> _Instructions for the task_
Give every entry again, unchanged, and leave its images out.
— begin —
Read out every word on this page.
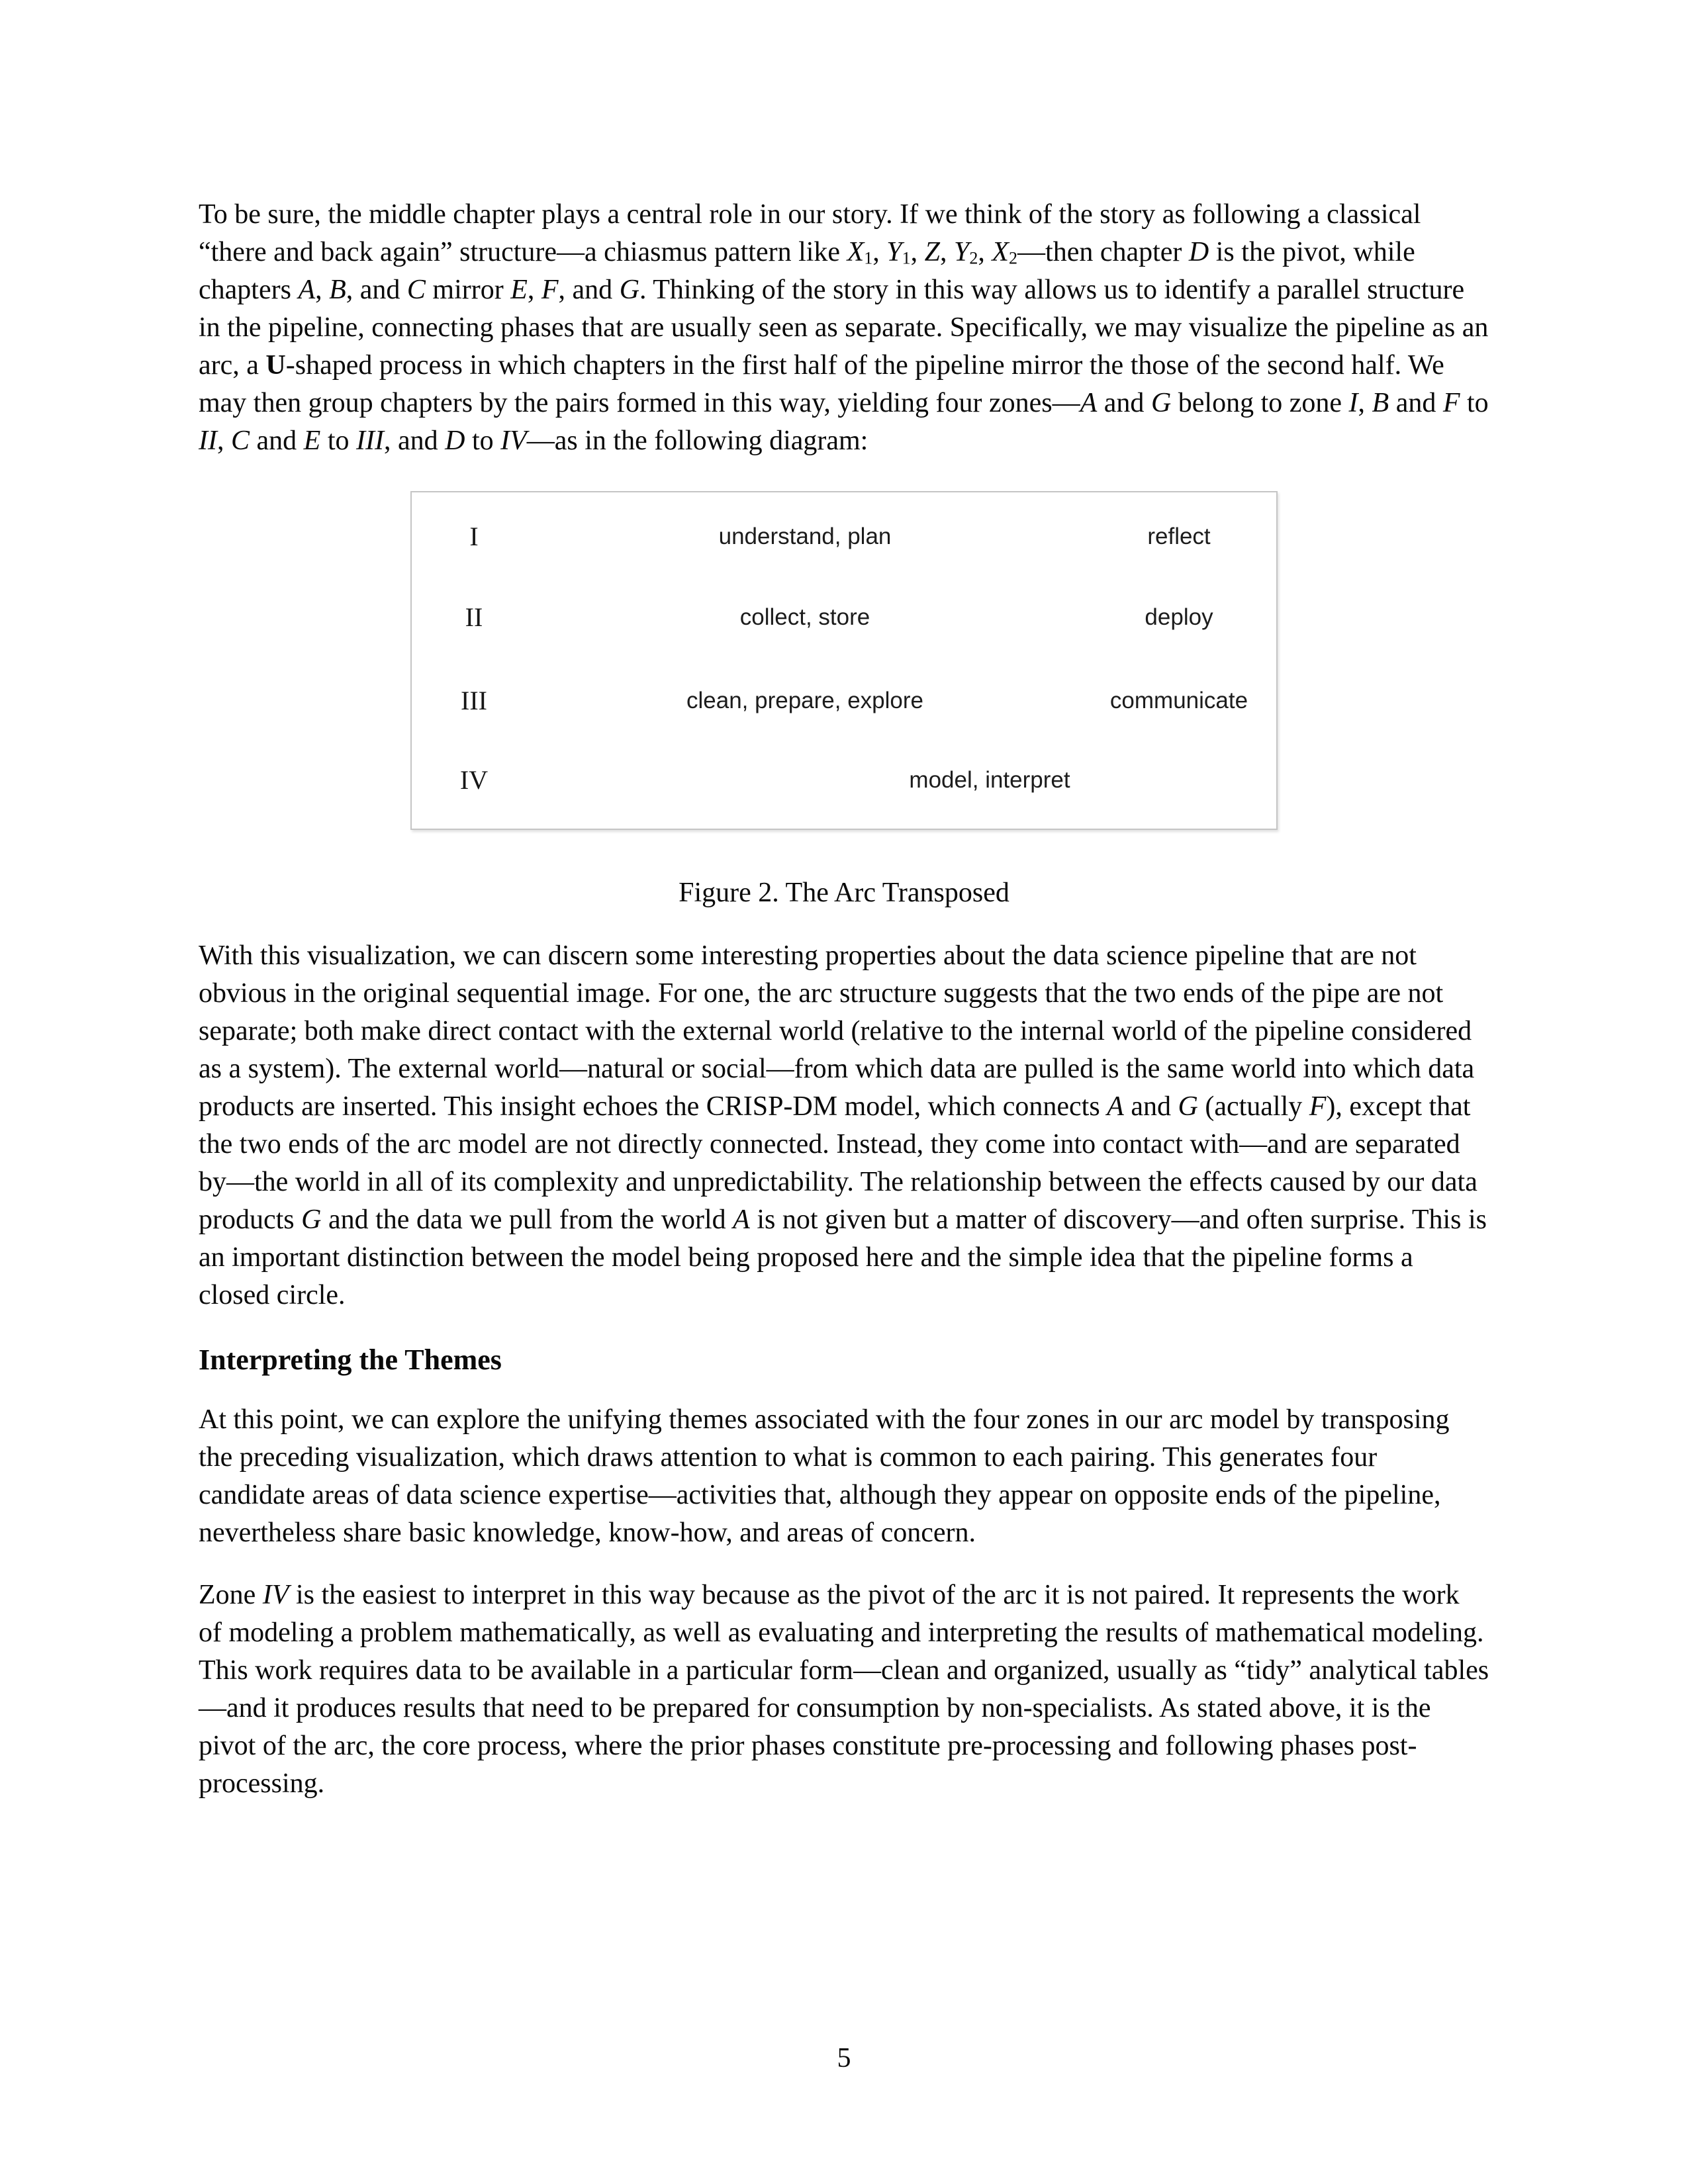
To be sure, the middle chapter plays a central role in our story. If we think of the story as following a classical “there and back again” structure—a chiasmus pattern like X1, Y1, Z, Y2, X2—then chapter D is the pivot, while chapters A, B, and C mirror E, F, and G. Thinking of the story in this way allows us to identify a parallel structure in the pipeline, connecting phases that are usually seen as separate. Specifically, we may visualize the pipeline as an arc, a U-shaped process in which chapters in the first half of the pipeline mirror the those of the second half. We may then group chapters by the pairs formed in this way, yielding four zones—A and G belong to zone I, B and F to II, C and E to III, and D to IV—as in the following diagram:

I	understand, plan	reflect
II	collect, store	deploy
III	clean, prepare, explore	communicate
IV	model, interpret
Figure 2. The Arc Transposed

With this visualization, we can discern some interesting properties about the data science pipeline that are not obvious in the original sequential image. For one, the arc structure suggests that the two ends of the pipe are not separate; both make direct contact with the external world (relative to the internal world of the pipeline considered as a system). The external world—natural or social—from which data are pulled is the same world into which data products are inserted. This insight echoes the CRISP-DM model, which connects A and G (actually F), except that the two ends of the arc model are not directly connected. Instead, they come into contact with—and are separated by—the world in all of its complexity and unpredictability. The relationship between the effects caused by our data products G and the data we pull from the world A is not given but a matter of discovery—and often surprise. This is an important distinction between the model being proposed here and the simple idea that the pipeline forms a closed circle.

Interpreting the Themes

At this point, we can explore the unifying themes associated with the four zones in our arc model by transposing the preceding visualization, which draws attention to what is common to each pairing. This generates four candidate areas of data science expertise—activities that, although they appear on opposite ends of the pipeline, nevertheless share basic knowledge, know-how, and areas of concern.

Zone IV is the easiest to interpret in this way because as the pivot of the arc it is not paired. It represents the work of modeling a problem mathematically, as well as evaluating and interpreting the results of mathematical modeling. This work requires data to be available in a particular form—clean and organized, usually as “tidy” analytical tables—and it produces results that need to be prepared for consumption by non-specialists. As stated above, it is the pivot of the arc, the core process, where the prior phases constitute pre-processing and following phases post-processing.

5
— end —
> _The response_
Read out every word on this page.
To be sure, the middle chapter plays a central role in our story. If we think of the story as following a classical “there and back again” structure—a chiasmus pattern like X1, Y1, Z, Y2, X2—then chapter D is the pivot, while chapters A, B, and C mirror E, F, and G. Thinking of the story in this way allows us to identify a parallel structure in the pipeline, connecting phases that are usually seen as separate. Specifically, we may visualize the pipeline as an arc, a U-shaped process in which chapters in the first half of the pipeline mirror the those of the second half. We may then group chapters by the pairs formed in this way, yielding four zones—A and G belong to zone I, B and F to II, C and E to III, and D to IV—as in the following diagram:

I	understand, plan	reflect
II	collect, store	deploy
III	clean, prepare, explore	communicate
IV	model, interpret
Figure 2. The Arc Transposed

With this visualization, we can discern some interesting properties about the data science pipeline that are not obvious in the original sequential image. For one, the arc structure suggests that the two ends of the pipe are not separate; both make direct contact with the external world (relative to the internal world of the pipeline considered as a system). The external world—natural or social—from which data are pulled is the same world into which data products are inserted. This insight echoes the CRISP-DM model, which connects A and G (actually F), except that the two ends of the arc model are not directly connected. Instead, they come into contact with—and are separated by—the world in all of its complexity and unpredictability. The relationship between the effects caused by our data products G and the data we pull from the world A is not given but a matter of discovery—and often surprise. This is an important distinction between the model being proposed here and the simple idea that the pipeline forms a closed circle.

Interpreting the Themes

At this point, we can explore the unifying themes associated with the four zones in our arc model by transposing the preceding visualization, which draws attention to what is common to each pairing. This generates four candidate areas of data science expertise—activities that, although they appear on opposite ends of the pipeline, nevertheless share basic knowledge, know-how, and areas of concern.

Zone IV is the easiest to interpret in this way because as the pivot of the arc it is not paired. It represents the work of modeling a problem mathematically, as well as evaluating and interpreting the results of mathematical modeling. This work requires data to be available in a particular form—clean and organized, usually as “tidy” analytical tables—and it produces results that need to be prepared for consumption by non-specialists. As stated above, it is the pivot of the arc, the core process, where the prior phases constitute pre-processing and following phases post-processing.

5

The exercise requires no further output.